▸ **Problem description**: Return every line of the following material verbatim.

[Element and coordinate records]

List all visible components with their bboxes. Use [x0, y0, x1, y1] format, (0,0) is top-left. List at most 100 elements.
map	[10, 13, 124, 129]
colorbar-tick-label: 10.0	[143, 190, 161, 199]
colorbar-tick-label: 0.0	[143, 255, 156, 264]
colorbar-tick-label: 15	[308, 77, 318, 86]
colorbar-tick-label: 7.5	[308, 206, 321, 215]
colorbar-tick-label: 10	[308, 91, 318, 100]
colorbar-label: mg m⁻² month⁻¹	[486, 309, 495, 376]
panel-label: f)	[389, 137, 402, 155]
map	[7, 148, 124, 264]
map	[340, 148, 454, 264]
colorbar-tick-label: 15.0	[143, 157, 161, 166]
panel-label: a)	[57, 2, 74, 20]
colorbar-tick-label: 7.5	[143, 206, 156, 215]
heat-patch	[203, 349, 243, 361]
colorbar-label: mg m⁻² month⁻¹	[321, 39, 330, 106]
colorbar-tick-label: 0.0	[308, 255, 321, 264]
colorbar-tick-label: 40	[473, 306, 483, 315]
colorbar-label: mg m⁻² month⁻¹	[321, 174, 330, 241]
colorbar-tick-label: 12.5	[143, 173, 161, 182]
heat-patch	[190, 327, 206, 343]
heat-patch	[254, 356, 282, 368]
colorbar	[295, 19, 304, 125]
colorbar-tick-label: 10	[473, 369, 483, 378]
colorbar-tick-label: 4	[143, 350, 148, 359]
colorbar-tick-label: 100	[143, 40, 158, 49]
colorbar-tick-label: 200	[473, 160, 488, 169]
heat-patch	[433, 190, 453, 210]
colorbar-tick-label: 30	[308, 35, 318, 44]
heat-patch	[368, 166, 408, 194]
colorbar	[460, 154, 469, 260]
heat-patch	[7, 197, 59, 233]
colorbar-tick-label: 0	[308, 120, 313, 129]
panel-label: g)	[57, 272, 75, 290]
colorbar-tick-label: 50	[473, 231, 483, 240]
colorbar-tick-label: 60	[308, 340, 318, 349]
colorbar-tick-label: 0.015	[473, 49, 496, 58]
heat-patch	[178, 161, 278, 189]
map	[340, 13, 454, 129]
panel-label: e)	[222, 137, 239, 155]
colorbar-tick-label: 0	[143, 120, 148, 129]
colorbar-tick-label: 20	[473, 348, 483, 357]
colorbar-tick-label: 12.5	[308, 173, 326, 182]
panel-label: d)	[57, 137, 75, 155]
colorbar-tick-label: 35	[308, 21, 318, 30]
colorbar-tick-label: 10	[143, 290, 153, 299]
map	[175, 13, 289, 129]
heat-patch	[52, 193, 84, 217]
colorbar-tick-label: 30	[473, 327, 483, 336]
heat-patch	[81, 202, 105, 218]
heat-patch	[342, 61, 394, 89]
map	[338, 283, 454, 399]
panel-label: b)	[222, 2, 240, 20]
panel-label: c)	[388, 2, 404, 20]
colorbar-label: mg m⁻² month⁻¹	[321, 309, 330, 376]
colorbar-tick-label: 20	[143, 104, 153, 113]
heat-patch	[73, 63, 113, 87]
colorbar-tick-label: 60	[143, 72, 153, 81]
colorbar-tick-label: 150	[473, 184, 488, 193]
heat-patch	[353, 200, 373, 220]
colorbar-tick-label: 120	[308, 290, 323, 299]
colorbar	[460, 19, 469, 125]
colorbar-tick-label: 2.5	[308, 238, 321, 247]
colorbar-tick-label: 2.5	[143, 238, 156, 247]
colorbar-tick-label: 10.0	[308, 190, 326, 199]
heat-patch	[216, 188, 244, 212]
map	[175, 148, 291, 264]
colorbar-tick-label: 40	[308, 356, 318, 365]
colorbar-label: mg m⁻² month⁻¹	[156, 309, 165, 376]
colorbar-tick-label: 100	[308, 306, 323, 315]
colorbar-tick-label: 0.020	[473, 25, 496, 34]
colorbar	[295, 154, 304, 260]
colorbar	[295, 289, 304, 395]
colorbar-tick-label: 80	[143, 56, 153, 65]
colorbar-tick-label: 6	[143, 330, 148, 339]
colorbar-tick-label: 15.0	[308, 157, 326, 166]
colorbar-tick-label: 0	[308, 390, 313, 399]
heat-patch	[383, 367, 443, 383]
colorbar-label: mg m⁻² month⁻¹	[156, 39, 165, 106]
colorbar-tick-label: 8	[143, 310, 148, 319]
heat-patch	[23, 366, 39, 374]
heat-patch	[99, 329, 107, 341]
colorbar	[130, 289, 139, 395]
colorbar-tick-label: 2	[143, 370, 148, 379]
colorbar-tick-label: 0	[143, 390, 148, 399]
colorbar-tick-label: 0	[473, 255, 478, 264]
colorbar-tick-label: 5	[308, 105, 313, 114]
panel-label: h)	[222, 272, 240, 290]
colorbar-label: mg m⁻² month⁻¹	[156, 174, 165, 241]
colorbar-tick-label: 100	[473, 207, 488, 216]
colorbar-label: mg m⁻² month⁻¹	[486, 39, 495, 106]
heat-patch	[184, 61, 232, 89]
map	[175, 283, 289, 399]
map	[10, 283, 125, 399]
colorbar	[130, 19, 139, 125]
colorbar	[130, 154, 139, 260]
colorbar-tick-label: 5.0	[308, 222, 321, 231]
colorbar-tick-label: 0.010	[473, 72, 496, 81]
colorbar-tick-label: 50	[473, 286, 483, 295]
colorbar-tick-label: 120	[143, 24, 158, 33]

▸ **Response to the exercise**:
List all visible components with their bboxes. Use [x0, y0, x1, y1] format, (0,0) is top-left. List at most 100 elements.
map	[10, 13, 124, 129]
colorbar-tick-label: 10.0	[143, 190, 161, 199]
colorbar-tick-label: 0.0	[143, 255, 156, 264]
colorbar-tick-label: 15	[308, 77, 318, 86]
colorbar-tick-label: 7.5	[308, 206, 321, 215]
colorbar-tick-label: 10	[308, 91, 318, 100]
colorbar-label: mg m⁻² month⁻¹	[486, 309, 495, 376]
panel-label: f)	[389, 137, 402, 155]
map	[7, 148, 124, 264]
map	[340, 148, 454, 264]
colorbar-tick-label: 15.0	[143, 157, 161, 166]
panel-label: a)	[57, 2, 74, 20]
colorbar-tick-label: 7.5	[143, 206, 156, 215]
heat-patch	[203, 349, 243, 361]
colorbar-label: mg m⁻² month⁻¹	[321, 39, 330, 106]
colorbar-tick-label: 0.0	[308, 255, 321, 264]
colorbar-tick-label: 40	[473, 306, 483, 315]
colorbar-label: mg m⁻² month⁻¹	[321, 174, 330, 241]
colorbar-tick-label: 12.5	[143, 173, 161, 182]
heat-patch	[190, 327, 206, 343]
heat-patch	[254, 356, 282, 368]
colorbar	[295, 19, 304, 125]
colorbar-tick-label: 10	[473, 369, 483, 378]
colorbar-tick-label: 4	[143, 350, 148, 359]
colorbar-tick-label: 100	[143, 40, 158, 49]
colorbar-tick-label: 200	[473, 160, 488, 169]
heat-patch	[433, 190, 453, 210]
colorbar-tick-label: 30	[308, 35, 318, 44]
heat-patch	[368, 166, 408, 194]
colorbar	[460, 154, 469, 260]
heat-patch	[7, 197, 59, 233]
colorbar-tick-label: 0	[308, 120, 313, 129]
panel-label: g)	[57, 272, 75, 290]
colorbar-tick-label: 50	[473, 231, 483, 240]
colorbar-tick-label: 60	[308, 340, 318, 349]
colorbar-tick-label: 0.015	[473, 49, 496, 58]
heat-patch	[178, 161, 278, 189]
map	[340, 13, 454, 129]
panel-label: e)	[222, 137, 239, 155]
colorbar-tick-label: 0	[143, 120, 148, 129]
colorbar-tick-label: 20	[473, 348, 483, 357]
colorbar-tick-label: 12.5	[308, 173, 326, 182]
panel-label: d)	[57, 137, 75, 155]
colorbar-tick-label: 35	[308, 21, 318, 30]
colorbar-tick-label: 10	[143, 290, 153, 299]
map	[175, 13, 289, 129]
heat-patch	[52, 193, 84, 217]
colorbar-tick-label: 30	[473, 327, 483, 336]
heat-patch	[81, 202, 105, 218]
heat-patch	[342, 61, 394, 89]
map	[338, 283, 454, 399]
panel-label: b)	[222, 2, 240, 20]
panel-label: c)	[388, 2, 404, 20]
colorbar-label: mg m⁻² month⁻¹	[321, 309, 330, 376]
colorbar-tick-label: 20	[143, 104, 153, 113]
heat-patch	[73, 63, 113, 87]
colorbar-tick-label: 60	[143, 72, 153, 81]
colorbar-tick-label: 150	[473, 184, 488, 193]
heat-patch	[353, 200, 373, 220]
colorbar-tick-label: 120	[308, 290, 323, 299]
colorbar	[460, 19, 469, 125]
colorbar-tick-label: 2.5	[308, 238, 321, 247]
colorbar-tick-label: 2.5	[143, 238, 156, 247]
colorbar-tick-label: 10.0	[308, 190, 326, 199]
heat-patch	[216, 188, 244, 212]
map	[175, 148, 291, 264]
colorbar-tick-label: 40	[308, 356, 318, 365]
colorbar-label: mg m⁻² month⁻¹	[156, 309, 165, 376]
colorbar-tick-label: 100	[308, 306, 323, 315]
colorbar-tick-label: 0.020	[473, 25, 496, 34]
colorbar	[295, 154, 304, 260]
colorbar	[295, 289, 304, 395]
colorbar-tick-label: 80	[143, 56, 153, 65]
colorbar-tick-label: 6	[143, 330, 148, 339]
colorbar-tick-label: 15.0	[308, 157, 326, 166]
colorbar-tick-label: 0	[308, 390, 313, 399]
heat-patch	[383, 367, 443, 383]
colorbar-label: mg m⁻² month⁻¹	[156, 39, 165, 106]
colorbar-tick-label: 8	[143, 310, 148, 319]
heat-patch	[23, 366, 39, 374]
heat-patch	[99, 329, 107, 341]
colorbar	[130, 289, 139, 395]
colorbar-tick-label: 2	[143, 370, 148, 379]
colorbar-tick-label: 0	[143, 390, 148, 399]
colorbar-tick-label: 0	[473, 255, 478, 264]
colorbar-tick-label: 5	[308, 105, 313, 114]
panel-label: h)	[222, 272, 240, 290]
colorbar-label: mg m⁻² month⁻¹	[156, 174, 165, 241]
colorbar-tick-label: 100	[473, 207, 488, 216]
colorbar-label: mg m⁻² month⁻¹	[486, 39, 495, 106]
heat-patch	[184, 61, 232, 89]
map	[175, 283, 289, 399]
map	[10, 283, 125, 399]
colorbar	[130, 19, 139, 125]
colorbar	[130, 154, 139, 260]
colorbar-tick-label: 5.0	[308, 222, 321, 231]
colorbar-tick-label: 0.010	[473, 72, 496, 81]
colorbar-tick-label: 50	[473, 286, 483, 295]
colorbar-tick-label: 120	[143, 24, 158, 33]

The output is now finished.